#### DO THIS:
Of the lines below, how many hold the string "based"? Give only the number.

#### LISTED ENTRIES:
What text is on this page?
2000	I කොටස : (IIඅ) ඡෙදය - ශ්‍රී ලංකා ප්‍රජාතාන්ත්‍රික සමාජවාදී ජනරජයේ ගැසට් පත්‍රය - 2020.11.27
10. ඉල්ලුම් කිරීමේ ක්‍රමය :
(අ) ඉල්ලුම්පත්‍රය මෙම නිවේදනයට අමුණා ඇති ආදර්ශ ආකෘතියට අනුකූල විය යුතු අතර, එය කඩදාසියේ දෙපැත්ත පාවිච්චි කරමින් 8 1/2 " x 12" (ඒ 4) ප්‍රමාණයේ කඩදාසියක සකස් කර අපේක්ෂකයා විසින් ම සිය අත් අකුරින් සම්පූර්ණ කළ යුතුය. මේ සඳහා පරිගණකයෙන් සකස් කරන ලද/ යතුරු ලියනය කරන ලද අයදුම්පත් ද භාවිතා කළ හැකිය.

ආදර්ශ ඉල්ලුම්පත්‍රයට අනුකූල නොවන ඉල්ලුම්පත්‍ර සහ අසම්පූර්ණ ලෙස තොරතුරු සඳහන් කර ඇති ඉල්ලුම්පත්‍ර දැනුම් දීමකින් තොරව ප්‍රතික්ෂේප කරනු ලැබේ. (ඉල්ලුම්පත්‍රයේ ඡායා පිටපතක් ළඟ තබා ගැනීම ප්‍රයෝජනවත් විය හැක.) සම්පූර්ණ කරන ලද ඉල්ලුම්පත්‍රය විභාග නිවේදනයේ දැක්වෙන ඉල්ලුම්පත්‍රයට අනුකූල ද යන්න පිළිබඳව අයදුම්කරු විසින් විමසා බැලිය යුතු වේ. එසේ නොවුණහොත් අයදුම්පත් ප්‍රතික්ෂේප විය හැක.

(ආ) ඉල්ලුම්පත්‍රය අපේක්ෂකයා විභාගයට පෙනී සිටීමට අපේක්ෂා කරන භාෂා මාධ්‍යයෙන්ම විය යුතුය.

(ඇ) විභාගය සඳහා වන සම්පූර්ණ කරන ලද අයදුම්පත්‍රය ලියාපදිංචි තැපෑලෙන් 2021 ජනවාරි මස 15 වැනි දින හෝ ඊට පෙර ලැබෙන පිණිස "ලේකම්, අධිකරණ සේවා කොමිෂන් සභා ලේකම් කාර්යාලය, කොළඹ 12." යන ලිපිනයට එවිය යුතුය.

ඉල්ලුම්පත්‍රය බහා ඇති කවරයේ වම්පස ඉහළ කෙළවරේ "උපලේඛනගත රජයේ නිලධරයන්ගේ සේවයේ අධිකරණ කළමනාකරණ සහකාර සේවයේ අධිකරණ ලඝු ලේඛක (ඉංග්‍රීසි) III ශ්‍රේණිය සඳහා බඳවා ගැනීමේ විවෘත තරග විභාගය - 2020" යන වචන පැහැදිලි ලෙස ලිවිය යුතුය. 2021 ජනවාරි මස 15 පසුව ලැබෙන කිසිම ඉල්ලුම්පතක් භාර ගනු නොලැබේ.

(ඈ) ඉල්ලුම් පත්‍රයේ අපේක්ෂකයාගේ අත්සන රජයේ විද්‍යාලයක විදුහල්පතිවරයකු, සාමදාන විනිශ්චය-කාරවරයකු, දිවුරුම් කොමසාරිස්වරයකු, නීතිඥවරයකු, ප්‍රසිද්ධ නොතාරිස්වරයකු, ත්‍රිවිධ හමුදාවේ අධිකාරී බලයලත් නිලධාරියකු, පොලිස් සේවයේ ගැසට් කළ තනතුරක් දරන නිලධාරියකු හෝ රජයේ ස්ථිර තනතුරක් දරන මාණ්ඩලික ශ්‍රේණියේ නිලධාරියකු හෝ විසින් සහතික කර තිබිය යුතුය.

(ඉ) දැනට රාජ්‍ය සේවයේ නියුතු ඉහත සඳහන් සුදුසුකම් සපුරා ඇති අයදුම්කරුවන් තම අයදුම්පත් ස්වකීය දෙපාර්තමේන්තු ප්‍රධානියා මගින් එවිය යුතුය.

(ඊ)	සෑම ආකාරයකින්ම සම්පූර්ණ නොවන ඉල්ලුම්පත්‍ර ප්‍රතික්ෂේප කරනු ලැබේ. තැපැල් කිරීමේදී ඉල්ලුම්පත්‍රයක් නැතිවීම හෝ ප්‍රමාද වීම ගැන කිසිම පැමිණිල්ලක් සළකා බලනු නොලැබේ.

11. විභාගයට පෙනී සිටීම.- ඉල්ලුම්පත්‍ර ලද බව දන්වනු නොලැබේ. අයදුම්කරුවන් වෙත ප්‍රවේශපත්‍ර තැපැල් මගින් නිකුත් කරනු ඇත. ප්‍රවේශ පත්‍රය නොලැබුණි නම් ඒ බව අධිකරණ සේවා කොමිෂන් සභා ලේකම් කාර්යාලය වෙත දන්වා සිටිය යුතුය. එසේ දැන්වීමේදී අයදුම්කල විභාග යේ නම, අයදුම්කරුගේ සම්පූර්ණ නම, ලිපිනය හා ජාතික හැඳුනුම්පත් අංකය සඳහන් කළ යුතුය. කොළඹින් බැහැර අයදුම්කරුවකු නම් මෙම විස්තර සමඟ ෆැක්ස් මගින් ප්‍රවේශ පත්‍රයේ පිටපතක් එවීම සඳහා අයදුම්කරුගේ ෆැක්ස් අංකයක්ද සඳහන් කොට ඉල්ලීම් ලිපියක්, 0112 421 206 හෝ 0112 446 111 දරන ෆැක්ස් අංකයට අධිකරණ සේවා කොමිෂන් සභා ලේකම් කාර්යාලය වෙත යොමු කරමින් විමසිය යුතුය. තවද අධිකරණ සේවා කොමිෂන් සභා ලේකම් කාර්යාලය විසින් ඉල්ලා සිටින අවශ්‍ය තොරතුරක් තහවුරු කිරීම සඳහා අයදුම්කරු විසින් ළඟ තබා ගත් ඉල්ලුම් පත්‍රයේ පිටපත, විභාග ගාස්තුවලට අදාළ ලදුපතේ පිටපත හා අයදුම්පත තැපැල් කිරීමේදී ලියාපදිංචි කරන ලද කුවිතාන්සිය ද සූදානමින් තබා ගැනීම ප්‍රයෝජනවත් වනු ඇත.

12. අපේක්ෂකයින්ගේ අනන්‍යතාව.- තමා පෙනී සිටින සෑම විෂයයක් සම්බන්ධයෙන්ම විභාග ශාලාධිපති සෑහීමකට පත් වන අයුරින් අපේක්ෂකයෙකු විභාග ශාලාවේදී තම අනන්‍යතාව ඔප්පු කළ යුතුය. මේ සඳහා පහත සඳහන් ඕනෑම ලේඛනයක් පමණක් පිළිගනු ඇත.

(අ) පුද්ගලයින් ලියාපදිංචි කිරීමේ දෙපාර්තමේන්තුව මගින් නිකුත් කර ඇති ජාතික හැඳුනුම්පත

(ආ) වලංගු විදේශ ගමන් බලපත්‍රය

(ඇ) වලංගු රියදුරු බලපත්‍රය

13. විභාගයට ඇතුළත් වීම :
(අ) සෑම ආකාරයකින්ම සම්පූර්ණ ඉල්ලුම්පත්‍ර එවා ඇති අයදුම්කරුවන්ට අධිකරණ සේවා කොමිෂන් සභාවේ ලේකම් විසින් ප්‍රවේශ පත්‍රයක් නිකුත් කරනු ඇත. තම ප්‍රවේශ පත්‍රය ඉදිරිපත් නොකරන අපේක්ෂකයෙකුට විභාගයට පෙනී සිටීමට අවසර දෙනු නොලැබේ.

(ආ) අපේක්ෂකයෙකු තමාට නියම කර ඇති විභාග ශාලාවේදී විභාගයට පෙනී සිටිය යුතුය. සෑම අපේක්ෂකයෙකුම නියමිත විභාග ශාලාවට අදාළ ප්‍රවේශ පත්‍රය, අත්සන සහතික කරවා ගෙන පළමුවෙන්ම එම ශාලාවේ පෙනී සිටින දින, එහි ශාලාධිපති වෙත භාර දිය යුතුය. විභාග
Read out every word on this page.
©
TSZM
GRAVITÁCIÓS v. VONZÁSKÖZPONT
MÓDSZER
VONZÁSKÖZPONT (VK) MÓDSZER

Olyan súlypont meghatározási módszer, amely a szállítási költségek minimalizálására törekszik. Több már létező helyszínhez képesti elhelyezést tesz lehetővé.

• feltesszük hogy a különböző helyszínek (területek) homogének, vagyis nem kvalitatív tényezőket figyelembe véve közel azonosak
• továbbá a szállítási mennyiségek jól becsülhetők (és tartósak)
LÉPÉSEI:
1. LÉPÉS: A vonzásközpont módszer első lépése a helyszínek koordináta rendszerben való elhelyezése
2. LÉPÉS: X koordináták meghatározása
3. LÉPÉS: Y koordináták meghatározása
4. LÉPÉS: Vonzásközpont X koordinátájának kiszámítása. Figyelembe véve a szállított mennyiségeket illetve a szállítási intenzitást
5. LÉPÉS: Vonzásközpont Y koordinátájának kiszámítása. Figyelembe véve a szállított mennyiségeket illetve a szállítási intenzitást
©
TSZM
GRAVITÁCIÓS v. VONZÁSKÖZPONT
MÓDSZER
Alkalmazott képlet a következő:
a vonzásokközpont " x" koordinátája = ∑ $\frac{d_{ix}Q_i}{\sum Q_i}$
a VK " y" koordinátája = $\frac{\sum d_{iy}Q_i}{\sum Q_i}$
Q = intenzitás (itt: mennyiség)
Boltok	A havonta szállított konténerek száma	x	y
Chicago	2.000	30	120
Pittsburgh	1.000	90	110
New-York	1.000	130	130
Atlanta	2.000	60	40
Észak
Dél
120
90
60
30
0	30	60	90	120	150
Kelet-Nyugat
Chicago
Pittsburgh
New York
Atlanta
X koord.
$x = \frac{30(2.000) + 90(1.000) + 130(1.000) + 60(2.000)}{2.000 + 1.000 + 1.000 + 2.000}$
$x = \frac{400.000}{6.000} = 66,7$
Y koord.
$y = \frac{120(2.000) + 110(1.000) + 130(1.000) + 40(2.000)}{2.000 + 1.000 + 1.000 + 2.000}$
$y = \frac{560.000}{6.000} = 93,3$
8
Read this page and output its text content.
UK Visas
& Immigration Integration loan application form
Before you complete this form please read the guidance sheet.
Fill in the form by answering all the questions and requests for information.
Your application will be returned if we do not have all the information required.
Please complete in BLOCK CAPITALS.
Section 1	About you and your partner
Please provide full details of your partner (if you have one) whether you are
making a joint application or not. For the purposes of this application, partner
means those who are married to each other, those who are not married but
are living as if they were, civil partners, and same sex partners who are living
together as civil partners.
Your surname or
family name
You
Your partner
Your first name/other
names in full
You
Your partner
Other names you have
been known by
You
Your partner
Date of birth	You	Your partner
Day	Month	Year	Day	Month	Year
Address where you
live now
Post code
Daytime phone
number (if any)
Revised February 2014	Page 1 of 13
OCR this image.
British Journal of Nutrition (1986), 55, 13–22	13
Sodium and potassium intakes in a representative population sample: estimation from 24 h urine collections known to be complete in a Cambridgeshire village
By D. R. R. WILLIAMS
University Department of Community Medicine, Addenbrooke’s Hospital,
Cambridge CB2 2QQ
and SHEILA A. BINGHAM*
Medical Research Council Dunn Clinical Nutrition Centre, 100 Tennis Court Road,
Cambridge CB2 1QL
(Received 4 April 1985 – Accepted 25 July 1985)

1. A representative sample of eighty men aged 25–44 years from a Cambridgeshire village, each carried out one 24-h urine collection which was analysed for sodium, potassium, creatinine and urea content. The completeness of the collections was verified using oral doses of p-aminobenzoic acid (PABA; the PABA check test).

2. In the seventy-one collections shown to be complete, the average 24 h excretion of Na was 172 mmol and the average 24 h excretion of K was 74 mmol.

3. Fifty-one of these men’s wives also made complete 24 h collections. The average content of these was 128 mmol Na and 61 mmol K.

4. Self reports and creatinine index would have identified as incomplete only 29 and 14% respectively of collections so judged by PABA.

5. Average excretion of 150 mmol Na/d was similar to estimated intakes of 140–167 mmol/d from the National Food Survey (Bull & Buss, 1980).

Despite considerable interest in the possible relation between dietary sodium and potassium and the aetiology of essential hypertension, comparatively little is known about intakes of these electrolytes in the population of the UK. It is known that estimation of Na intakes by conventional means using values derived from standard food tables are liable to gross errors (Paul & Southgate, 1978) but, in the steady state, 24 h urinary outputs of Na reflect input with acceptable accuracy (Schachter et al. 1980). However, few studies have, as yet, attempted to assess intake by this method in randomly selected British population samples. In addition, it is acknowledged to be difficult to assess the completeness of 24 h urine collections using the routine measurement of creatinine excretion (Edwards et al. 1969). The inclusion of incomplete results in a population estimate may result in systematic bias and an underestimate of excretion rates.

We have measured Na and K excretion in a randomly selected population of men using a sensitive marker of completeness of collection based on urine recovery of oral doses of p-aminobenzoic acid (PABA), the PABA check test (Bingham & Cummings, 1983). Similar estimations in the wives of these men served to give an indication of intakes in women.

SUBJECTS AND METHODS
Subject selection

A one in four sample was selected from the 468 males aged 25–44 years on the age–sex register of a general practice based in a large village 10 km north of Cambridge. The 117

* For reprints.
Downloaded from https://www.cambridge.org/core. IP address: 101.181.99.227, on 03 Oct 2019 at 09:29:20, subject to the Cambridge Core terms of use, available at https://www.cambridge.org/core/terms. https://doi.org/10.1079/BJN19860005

#### FULL RESPONSE:
2